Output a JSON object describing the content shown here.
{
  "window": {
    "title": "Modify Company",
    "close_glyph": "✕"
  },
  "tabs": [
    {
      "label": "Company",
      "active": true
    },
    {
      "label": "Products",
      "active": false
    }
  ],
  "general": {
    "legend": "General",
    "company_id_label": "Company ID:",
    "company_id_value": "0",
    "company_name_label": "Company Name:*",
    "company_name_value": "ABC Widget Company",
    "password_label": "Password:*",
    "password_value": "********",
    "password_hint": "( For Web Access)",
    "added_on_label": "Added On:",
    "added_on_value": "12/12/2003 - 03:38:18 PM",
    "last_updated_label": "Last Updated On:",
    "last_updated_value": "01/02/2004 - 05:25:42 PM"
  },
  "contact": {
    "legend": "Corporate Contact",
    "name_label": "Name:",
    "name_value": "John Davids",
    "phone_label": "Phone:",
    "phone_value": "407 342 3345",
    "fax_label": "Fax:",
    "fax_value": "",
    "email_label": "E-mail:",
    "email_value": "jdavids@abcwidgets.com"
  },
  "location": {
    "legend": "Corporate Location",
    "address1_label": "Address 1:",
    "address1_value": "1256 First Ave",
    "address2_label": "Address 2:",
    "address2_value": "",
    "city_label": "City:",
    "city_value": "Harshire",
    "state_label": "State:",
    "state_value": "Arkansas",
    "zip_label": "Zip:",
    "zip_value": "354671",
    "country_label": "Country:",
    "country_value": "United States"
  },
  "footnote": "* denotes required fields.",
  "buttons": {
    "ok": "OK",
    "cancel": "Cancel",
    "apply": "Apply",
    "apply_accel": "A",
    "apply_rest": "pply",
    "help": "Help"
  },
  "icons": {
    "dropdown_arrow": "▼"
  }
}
- - -
• **TASK INSTRUCTIONS**: Identify all lines in the records above with the word "Corporate".

• **WRITTEN RESPONSE**:
    "legend": "Corporate Contact",
    "legend": "Corporate Location",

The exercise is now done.